* Objective *
Output the lines of the entries below beginning at the one with "Enumerate this screenshot's" and ending with the last, exactly as written and without pictures.

================================

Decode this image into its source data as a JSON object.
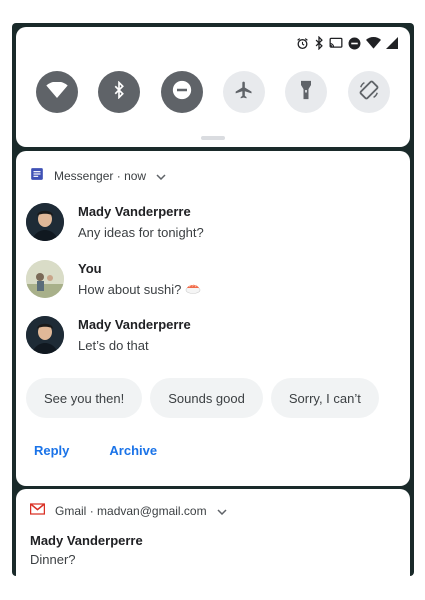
{
  "status_bar": {
    "icons": [
      "alarm-icon",
      "bluetooth-icon",
      "cast-icon",
      "do-not-disturb-icon",
      "wifi-icon",
      "signal-icon"
    ]
  },
  "quick_settings": {
    "tiles": [
      {
        "name": "wifi",
        "icon": "wifi-icon",
        "state": "on"
      },
      {
        "name": "bluetooth",
        "icon": "bluetooth-icon",
        "state": "on"
      },
      {
        "name": "do-not-disturb",
        "icon": "do-not-disturb-icon",
        "state": "on"
      },
      {
        "name": "airplane-mode",
        "icon": "airplane-icon",
        "state": "off"
      },
      {
        "name": "flashlight",
        "icon": "flashlight-icon",
        "state": "off"
      },
      {
        "name": "auto-rotate",
        "icon": "auto-rotate-icon",
        "state": "off"
      }
    ]
  },
  "messenger": {
    "app_name": "Messenger",
    "separator": "·",
    "time": "now",
    "messages": [
      {
        "sender": "Mady Vanderperre",
        "text": "Any ideas for tonight?"
      },
      {
        "sender": "You",
        "text": "How about sushi?"
      },
      {
        "sender": "Mady Vanderperre",
        "text": "Let’s do that"
      }
    ],
    "smart_replies": [
      "See you then!",
      "Sounds good",
      "Sorry, I can’t"
    ],
    "actions": {
      "reply": "Reply",
      "archive": "Archive"
    }
  },
  "gmail": {
    "app_name": "Gmail",
    "separator": "·",
    "account": "madvan@gmail.com",
    "sender": "Mady Vanderperre",
    "subject": "Dinner?"
  },
  "colors": {
    "accent": "#1a73e8",
    "tile_on": "#5f6368",
    "tile_off": "#e8eaed",
    "messenger_icon": "#3f51b5",
    "gmail_icon": "#d93025"
  }
}
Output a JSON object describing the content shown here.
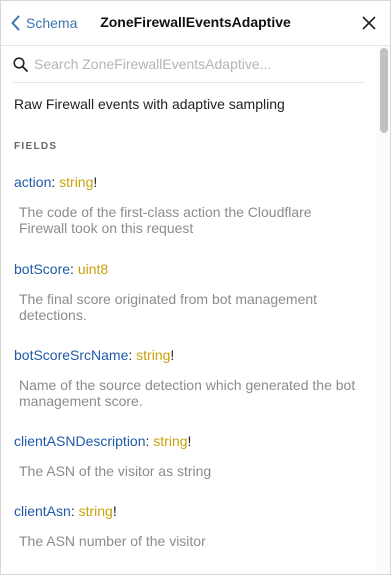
{
  "header": {
    "back_label": "Schema",
    "title": "ZoneFirewallEventsAdaptive"
  },
  "search": {
    "placeholder": "Search ZoneFirewallEventsAdaptive..."
  },
  "type_description": "Raw Firewall events with adaptive sampling",
  "fields_heading": "FIELDS",
  "fields": [
    {
      "name": "action",
      "colon": ":",
      "type": "string",
      "required_mark": "!",
      "description": "The code of the first-class action the Cloudflare Firewall took on this request"
    },
    {
      "name": "botScore",
      "colon": ":",
      "type": "uint8",
      "required_mark": "!",
      "description": "The final score originated from bot management detections."
    },
    {
      "name": "botScoreSrcName",
      "colon": ":",
      "type": "string",
      "required_mark": "!",
      "description": "Name of the source detection which generated the bot management score."
    },
    {
      "name": "clientASNDescription",
      "colon": ":",
      "type": "string",
      "required_mark": "!",
      "description": "The ASN of the visitor as string"
    },
    {
      "name": "clientAsn",
      "colon": ":",
      "type": "string",
      "required_mark": "!",
      "description": "The ASN number of the visitor"
    }
  ],
  "colors": {
    "field_name": "#1e5aa8",
    "field_type": "#c8a10b",
    "back_link": "#3b73af",
    "description_muted": "#8c8c8c"
  },
  "icons": {
    "back": "chevron-left-icon",
    "close": "close-icon",
    "search": "search-icon"
  }
}
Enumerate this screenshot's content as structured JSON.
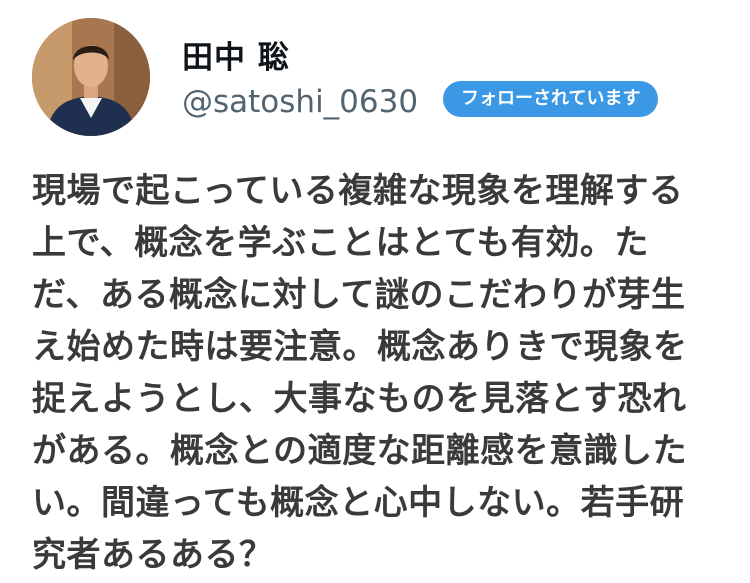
{
  "user": {
    "display_name": "田中 聡",
    "handle": "@satoshi_0630",
    "follows_badge": "フォローされています",
    "avatar_icon": "avatar-photo"
  },
  "tweet": {
    "lines": [
      "現場で起こっている複雑な現象を理解する",
      "上で、概念を学ぶことはとても有効。た",
      "だ、ある概念に対して謎のこだわりが芽生",
      "え始めた時は要注意。概念ありきで現象を",
      "捉えようとし、大事なものを見落とす恐れ",
      "がある。概念との適度な距離感を意識した",
      "い。間違っても概念と心中しない。若手研",
      "究者あるある？"
    ]
  },
  "colors": {
    "badge_background": "#3b98e5",
    "text": "#3a3a3a",
    "handle": "#536471"
  }
}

================================

* Correct output *
Enumerate this screenshot's content as structured JSON.
{
  "user": {
    "display_name": "田中 聡",
    "handle": "@satoshi_0630",
    "follows_badge": "フォローされています",
    "avatar_icon": "avatar-photo"
  },
  "tweet": {
    "lines": [
      "現場で起こっている複雑な現象を理解する",
      "上で、概念を学ぶことはとても有効。た",
      "だ、ある概念に対して謎のこだわりが芽生",
      "え始めた時は要注意。概念ありきで現象を",
      "捉えようとし、大事なものを見落とす恐れ",
      "がある。概念との適度な距離感を意識した",
      "い。間違っても概念と心中しない。若手研",
      "究者あるある？"
    ]
  },
  "colors": {
    "badge_background": "#3b98e5",
    "text": "#3a3a3a",
    "handle": "#536471"
  }
}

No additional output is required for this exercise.